◆ WORK TO BE COMPLETED: Each line that follows is to be retyped exactly.
Start of GIVEN DATA
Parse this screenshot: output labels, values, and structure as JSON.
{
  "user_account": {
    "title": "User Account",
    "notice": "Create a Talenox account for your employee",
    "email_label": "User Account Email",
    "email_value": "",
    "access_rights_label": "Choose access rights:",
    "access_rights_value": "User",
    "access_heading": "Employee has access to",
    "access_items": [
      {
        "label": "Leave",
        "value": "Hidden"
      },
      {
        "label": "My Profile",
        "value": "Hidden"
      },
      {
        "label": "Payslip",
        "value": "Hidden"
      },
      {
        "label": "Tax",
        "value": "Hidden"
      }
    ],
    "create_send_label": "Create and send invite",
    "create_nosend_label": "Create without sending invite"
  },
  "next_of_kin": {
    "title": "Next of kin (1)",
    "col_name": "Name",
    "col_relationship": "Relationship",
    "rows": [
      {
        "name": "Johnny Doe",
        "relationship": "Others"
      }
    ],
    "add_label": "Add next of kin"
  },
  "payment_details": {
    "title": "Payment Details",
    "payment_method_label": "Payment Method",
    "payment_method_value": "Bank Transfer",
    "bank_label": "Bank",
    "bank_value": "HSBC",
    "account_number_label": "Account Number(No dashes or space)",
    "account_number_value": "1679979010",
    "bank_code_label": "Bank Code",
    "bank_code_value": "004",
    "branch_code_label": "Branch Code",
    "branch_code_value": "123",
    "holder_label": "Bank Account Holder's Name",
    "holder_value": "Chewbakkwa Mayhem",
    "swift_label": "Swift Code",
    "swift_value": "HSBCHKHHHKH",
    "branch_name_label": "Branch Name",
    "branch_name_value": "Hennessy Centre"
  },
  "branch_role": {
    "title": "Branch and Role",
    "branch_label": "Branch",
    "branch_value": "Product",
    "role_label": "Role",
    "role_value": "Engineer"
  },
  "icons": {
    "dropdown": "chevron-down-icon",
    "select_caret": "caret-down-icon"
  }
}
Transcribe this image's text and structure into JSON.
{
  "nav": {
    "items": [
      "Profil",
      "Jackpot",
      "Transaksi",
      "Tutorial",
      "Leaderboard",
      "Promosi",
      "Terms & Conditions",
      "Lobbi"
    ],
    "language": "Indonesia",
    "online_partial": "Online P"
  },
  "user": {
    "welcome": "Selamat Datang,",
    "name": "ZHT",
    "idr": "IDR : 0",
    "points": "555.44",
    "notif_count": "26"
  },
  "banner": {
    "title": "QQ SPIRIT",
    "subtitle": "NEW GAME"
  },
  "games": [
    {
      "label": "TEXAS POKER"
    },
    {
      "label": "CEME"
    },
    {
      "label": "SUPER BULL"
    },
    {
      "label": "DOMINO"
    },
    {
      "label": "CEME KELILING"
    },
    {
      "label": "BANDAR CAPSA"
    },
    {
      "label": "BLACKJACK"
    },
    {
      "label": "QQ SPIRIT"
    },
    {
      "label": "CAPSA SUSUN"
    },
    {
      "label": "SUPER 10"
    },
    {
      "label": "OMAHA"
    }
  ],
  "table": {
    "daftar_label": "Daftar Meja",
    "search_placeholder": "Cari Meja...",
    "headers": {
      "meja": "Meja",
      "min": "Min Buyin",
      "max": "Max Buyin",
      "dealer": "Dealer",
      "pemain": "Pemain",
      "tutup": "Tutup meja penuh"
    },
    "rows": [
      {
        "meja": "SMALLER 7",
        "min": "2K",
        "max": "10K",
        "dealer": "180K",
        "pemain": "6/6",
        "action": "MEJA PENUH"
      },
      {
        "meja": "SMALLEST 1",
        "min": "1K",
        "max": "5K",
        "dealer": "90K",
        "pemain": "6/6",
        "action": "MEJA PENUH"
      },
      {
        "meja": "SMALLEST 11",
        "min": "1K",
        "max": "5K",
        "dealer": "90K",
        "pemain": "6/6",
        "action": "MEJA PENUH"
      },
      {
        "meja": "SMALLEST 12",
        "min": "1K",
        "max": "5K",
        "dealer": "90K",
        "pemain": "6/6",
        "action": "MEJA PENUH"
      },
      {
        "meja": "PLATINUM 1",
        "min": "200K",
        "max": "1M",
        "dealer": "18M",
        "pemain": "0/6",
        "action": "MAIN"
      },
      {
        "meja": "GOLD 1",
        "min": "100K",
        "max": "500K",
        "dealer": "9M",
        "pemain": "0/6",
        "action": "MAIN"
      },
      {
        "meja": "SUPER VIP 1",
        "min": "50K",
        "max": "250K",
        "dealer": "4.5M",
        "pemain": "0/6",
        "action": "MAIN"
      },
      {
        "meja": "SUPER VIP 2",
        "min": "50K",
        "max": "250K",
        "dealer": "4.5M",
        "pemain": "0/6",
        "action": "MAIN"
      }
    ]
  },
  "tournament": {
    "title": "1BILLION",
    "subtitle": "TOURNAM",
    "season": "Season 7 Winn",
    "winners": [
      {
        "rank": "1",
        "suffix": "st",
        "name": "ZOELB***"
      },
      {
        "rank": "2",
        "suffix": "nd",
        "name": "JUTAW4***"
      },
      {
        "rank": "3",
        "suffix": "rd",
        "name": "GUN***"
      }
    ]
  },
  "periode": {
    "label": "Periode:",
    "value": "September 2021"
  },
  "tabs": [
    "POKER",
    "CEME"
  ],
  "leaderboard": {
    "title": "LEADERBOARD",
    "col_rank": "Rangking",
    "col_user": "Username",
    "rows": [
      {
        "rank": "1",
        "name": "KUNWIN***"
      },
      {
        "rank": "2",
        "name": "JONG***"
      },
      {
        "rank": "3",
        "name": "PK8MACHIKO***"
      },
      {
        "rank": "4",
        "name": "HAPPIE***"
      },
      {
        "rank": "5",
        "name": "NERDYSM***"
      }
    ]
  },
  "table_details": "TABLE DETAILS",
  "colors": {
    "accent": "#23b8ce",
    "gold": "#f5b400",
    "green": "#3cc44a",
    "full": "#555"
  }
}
End of GIVEN DATA
◆ FULL SOLUTION:
Parse this screenshot: output labels, values, and structure as JSON.
{
  "user_account": {
    "title": "User Account",
    "notice": "Create a Talenox account for your employee",
    "email_label": "User Account Email",
    "email_value": "",
    "access_rights_label": "Choose access rights:",
    "access_rights_value": "User",
    "access_heading": "Employee has access to",
    "access_items": [
      {
        "label": "Leave",
        "value": "Hidden"
      },
      {
        "label": "My Profile",
        "value": "Hidden"
      },
      {
        "label": "Payslip",
        "value": "Hidden"
      },
      {
        "label": "Tax",
        "value": "Hidden"
      }
    ],
    "create_send_label": "Create and send invite",
    "create_nosend_label": "Create without sending invite"
  },
  "next_of_kin": {
    "title": "Next of kin (1)",
    "col_name": "Name",
    "col_relationship": "Relationship",
    "rows": [
      {
        "name": "Johnny Doe",
        "relationship": "Others"
      }
    ],
    "add_label": "Add next of kin"
  },
  "payment_details": {
    "title": "Payment Details",
    "payment_method_label": "Payment Method",
    "payment_method_value": "Bank Transfer",
    "bank_label": "Bank",
    "bank_value": "HSBC",
    "account_number_label": "Account Number(No dashes or space)",
    "account_number_value": "1679979010",
    "bank_code_label": "Bank Code",
    "bank_code_value": "004",
    "branch_code_label": "Branch Code",
    "branch_code_value": "123",
    "holder_label": "Bank Account Holder's Name",
    "holder_value": "Chewbakkwa Mayhem",
    "swift_label": "Swift Code",
    "swift_value": "HSBCHKHHHKH",
    "branch_name_label": "Branch Name",
    "branch_name_value": "Hennessy Centre"
  },
  "branch_role": {
    "title": "Branch and Role",
    "branch_label": "Branch",
    "branch_value": "Product",
    "role_label": "Role",
    "role_value": "Engineer"
  },
  "icons": {
    "dropdown": "chevron-down-icon",
    "select_caret": "caret-down-icon"
  }
}
Transcribe this image's text and structure into JSON.
{
  "nav": {
    "items": [
      "Profil",
      "Jackpot",
      "Transaksi",
      "Tutorial",
      "Leaderboard",
      "Promosi",
      "Terms & Conditions",
      "Lobbi"
    ],
    "language": "Indonesia",
    "online_partial": "Online P"
  },
  "user": {
    "welcome": "Selamat Datang,",
    "name": "ZHT",
    "idr": "IDR : 0",
    "points": "555.44",
    "notif_count": "26"
  },
  "banner": {
    "title": "QQ SPIRIT",
    "subtitle": "NEW GAME"
  },
  "games": [
    {
      "label": "TEXAS POKER"
    },
    {
      "label": "CEME"
    },
    {
      "label": "SUPER BULL"
    },
    {
      "label": "DOMINO"
    },
    {
      "label": "CEME KELILING"
    },
    {
      "label": "BANDAR CAPSA"
    },
    {
      "label": "BLACKJACK"
    },
    {
      "label": "QQ SPIRIT"
    },
    {
      "label": "CAPSA SUSUN"
    },
    {
      "label": "SUPER 10"
    },
    {
      "label": "OMAHA"
    }
  ],
  "table": {
    "daftar_label": "Daftar Meja",
    "search_placeholder": "Cari Meja...",
    "headers": {
      "meja": "Meja",
      "min": "Min Buyin",
      "max": "Max Buyin",
      "dealer": "Dealer",
      "pemain": "Pemain",
      "tutup": "Tutup meja penuh"
    },
    "rows": [
      {
        "meja": "SMALLER 7",
        "min": "2K",
        "max": "10K",
        "dealer": "180K",
        "pemain": "6/6",
        "action": "MEJA PENUH"
      },
      {
        "meja": "SMALLEST 1",
        "min": "1K",
        "max": "5K",
        "dealer": "90K",
        "pemain": "6/6",
        "action": "MEJA PENUH"
      },
      {
        "meja": "SMALLEST 11",
        "min": "1K",
        "max": "5K",
        "dealer": "90K",
        "pemain": "6/6",
        "action": "MEJA PENUH"
      },
      {
        "meja": "SMALLEST 12",
        "min": "1K",
        "max": "5K",
        "dealer": "90K",
        "pemain": "6/6",
        "action": "MEJA PENUH"
      },
      {
        "meja": "PLATINUM 1",
        "min": "200K",
        "max": "1M",
        "dealer": "18M",
        "pemain": "0/6",
        "action": "MAIN"
      },
      {
        "meja": "GOLD 1",
        "min": "100K",
        "max": "500K",
        "dealer": "9M",
        "pemain": "0/6",
        "action": "MAIN"
      },
      {
        "meja": "SUPER VIP 1",
        "min": "50K",
        "max": "250K",
        "dealer": "4.5M",
        "pemain": "0/6",
        "action": "MAIN"
      },
      {
        "meja": "SUPER VIP 2",
        "min": "50K",
        "max": "250K",
        "dealer": "4.5M",
        "pemain": "0/6",
        "action": "MAIN"
      }
    ]
  },
  "tournament": {
    "title": "1BILLION",
    "subtitle": "TOURNAM",
    "season": "Season 7 Winn",
    "winners": [
      {
        "rank": "1",
        "suffix": "st",
        "name": "ZOELB***"
      },
      {
        "rank": "2",
        "suffix": "nd",
        "name": "JUTAW4***"
      },
      {
        "rank": "3",
        "suffix": "rd",
        "name": "GUN***"
      }
    ]
  },
  "periode": {
    "label": "Periode:",
    "value": "September 2021"
  },
  "tabs": [
    "POKER",
    "CEME"
  ],
  "leaderboard": {
    "title": "LEADERBOARD",
    "col_rank": "Rangking",
    "col_user": "Username",
    "rows": [
      {
        "rank": "1",
        "name": "KUNWIN***"
      },
      {
        "rank": "2",
        "name": "JONG***"
      },
      {
        "rank": "3",
        "name": "PK8MACHIKO***"
      },
      {
        "rank": "4",
        "name": "HAPPIE***"
      },
      {
        "rank": "5",
        "name": "NERDYSM***"
      }
    ]
  },
  "table_details": "TABLE DETAILS",
  "colors": {
    "accent": "#23b8ce",
    "gold": "#f5b400",
    "green": "#3cc44a",
    "full": "#555"
  }
}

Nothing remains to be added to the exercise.